[TASK STATEMENT]
Gather every line holding the string "근로자가구".

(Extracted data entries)

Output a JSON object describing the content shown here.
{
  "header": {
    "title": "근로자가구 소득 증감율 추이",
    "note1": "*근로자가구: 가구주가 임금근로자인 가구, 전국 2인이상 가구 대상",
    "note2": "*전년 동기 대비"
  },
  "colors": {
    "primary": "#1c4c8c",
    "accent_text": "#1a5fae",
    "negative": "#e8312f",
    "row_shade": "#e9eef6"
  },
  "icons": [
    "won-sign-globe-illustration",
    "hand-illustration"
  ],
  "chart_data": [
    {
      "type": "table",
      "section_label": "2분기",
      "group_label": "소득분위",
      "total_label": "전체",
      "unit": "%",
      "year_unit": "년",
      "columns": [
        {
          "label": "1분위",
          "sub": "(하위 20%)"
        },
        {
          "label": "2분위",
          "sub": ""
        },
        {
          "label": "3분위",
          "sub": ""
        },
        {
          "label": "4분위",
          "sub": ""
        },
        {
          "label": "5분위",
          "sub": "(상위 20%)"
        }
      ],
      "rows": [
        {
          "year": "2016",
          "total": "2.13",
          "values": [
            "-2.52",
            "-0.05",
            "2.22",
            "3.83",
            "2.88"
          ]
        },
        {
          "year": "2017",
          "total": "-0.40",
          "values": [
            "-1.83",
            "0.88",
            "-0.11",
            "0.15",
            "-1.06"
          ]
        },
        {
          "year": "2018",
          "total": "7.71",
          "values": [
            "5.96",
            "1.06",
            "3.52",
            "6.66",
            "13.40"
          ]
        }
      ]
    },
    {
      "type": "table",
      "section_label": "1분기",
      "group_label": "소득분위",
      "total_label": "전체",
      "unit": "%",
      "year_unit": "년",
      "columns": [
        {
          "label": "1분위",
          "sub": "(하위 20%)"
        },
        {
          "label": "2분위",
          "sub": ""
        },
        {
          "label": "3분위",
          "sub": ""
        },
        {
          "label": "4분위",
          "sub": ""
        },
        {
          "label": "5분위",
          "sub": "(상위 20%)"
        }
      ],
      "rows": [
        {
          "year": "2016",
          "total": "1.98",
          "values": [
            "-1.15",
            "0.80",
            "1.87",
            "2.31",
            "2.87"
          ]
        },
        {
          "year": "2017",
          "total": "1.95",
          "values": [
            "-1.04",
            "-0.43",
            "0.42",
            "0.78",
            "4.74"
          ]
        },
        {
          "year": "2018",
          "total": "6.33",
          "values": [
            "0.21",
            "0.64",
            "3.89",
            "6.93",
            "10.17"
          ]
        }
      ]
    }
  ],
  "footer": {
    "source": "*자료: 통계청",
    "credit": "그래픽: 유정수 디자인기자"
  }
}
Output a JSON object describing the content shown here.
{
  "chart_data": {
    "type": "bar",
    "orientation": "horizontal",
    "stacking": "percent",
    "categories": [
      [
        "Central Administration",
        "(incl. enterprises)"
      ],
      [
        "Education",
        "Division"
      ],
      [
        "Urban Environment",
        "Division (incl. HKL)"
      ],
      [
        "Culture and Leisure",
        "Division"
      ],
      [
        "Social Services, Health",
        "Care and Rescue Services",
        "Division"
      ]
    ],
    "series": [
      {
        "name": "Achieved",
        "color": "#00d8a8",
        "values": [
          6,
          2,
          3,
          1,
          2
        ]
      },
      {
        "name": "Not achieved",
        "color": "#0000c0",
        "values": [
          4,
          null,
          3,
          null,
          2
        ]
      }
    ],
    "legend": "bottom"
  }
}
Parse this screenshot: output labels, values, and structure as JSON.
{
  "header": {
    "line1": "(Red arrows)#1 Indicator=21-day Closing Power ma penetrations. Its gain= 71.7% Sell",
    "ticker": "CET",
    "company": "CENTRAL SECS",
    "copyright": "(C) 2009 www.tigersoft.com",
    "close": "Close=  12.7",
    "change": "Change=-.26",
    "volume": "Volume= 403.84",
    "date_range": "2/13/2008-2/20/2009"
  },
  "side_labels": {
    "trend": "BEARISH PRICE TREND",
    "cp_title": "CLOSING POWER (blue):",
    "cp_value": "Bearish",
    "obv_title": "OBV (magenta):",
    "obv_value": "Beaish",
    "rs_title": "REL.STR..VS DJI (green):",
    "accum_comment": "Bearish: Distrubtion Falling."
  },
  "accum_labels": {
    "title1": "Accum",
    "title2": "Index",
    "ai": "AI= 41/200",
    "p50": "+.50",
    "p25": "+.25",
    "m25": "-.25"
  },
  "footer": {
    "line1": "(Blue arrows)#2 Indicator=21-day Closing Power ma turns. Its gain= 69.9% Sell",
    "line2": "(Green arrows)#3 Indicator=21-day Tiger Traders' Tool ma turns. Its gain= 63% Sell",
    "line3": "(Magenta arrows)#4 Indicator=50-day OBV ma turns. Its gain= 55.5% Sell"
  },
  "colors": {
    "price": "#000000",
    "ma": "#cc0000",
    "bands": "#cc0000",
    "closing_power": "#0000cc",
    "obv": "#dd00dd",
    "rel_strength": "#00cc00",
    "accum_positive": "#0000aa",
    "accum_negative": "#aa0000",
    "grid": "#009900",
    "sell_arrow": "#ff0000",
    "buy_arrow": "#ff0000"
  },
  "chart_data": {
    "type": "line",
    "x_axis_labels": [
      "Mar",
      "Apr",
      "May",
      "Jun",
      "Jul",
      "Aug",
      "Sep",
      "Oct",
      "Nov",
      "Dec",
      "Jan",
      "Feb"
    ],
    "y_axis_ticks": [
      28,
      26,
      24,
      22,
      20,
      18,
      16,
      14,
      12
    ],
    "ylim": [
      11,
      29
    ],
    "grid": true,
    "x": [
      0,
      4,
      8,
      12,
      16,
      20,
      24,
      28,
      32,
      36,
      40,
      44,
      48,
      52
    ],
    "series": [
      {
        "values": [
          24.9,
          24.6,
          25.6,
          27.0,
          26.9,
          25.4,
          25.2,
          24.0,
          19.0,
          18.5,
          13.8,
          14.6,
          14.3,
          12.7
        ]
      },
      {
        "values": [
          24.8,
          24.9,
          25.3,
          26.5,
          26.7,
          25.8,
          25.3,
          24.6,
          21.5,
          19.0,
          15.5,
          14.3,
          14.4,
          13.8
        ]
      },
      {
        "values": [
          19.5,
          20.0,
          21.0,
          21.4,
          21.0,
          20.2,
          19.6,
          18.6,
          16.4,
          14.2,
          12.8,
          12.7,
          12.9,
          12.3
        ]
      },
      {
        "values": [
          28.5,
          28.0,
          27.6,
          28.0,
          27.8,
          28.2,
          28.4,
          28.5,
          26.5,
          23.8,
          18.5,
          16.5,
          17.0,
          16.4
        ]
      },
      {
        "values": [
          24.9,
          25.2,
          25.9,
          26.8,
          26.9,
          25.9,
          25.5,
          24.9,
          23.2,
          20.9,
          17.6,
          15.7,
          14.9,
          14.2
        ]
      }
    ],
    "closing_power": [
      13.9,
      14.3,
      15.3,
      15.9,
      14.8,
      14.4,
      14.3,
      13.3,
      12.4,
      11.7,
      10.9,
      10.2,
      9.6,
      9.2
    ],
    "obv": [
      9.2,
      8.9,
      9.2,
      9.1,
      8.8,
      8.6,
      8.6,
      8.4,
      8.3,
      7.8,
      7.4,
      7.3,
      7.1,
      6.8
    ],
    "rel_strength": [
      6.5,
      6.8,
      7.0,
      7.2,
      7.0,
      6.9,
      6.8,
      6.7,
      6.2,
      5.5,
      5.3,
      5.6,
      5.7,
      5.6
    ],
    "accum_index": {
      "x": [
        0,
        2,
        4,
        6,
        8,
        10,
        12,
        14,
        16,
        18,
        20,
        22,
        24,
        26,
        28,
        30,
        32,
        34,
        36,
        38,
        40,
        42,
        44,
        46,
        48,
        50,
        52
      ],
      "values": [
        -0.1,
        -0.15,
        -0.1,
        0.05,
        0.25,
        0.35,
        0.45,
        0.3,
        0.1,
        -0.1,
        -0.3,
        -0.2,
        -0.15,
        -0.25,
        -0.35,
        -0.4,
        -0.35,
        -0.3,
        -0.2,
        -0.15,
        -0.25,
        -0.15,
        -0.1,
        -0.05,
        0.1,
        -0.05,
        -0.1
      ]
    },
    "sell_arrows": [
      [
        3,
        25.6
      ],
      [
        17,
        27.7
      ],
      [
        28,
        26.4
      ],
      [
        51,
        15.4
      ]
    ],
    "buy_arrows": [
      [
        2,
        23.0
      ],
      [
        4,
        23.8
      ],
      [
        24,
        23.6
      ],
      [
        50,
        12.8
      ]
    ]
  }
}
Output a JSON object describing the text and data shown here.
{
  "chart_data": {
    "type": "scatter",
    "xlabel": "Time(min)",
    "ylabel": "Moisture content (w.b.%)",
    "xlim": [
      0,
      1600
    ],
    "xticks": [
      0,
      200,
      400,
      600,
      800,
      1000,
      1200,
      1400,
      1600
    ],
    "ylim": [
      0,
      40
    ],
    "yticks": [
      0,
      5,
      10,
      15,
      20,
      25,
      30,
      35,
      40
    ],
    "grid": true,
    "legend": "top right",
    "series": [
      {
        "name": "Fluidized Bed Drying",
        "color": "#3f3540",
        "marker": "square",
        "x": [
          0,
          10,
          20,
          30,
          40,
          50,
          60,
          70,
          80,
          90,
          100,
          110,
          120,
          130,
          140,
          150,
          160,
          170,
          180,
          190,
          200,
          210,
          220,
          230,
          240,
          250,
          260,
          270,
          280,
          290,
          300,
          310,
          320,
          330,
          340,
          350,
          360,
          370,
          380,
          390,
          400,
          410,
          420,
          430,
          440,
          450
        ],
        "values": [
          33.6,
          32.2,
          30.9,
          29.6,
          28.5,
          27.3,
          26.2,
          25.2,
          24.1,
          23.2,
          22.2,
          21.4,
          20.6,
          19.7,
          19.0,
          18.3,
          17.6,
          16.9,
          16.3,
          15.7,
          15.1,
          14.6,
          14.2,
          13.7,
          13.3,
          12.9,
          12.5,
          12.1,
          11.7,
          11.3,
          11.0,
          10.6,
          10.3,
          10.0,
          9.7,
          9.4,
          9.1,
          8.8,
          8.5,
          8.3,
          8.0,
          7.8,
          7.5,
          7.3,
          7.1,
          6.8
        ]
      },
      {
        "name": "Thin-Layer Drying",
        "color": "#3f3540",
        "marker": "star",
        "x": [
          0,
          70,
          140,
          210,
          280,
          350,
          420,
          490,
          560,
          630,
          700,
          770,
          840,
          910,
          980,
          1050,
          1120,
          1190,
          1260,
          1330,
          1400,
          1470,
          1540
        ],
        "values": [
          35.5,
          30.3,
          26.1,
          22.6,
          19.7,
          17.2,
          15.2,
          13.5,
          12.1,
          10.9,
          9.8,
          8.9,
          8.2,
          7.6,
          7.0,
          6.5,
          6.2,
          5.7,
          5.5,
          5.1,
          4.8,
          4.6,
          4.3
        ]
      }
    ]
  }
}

[RESULT BELOW]
    "title": "근로자가구 소득 증감율 추이",
    "note1": "*근로자가구: 가구주가 임금근로자인 가구, 전국 2인이상 가구 대상",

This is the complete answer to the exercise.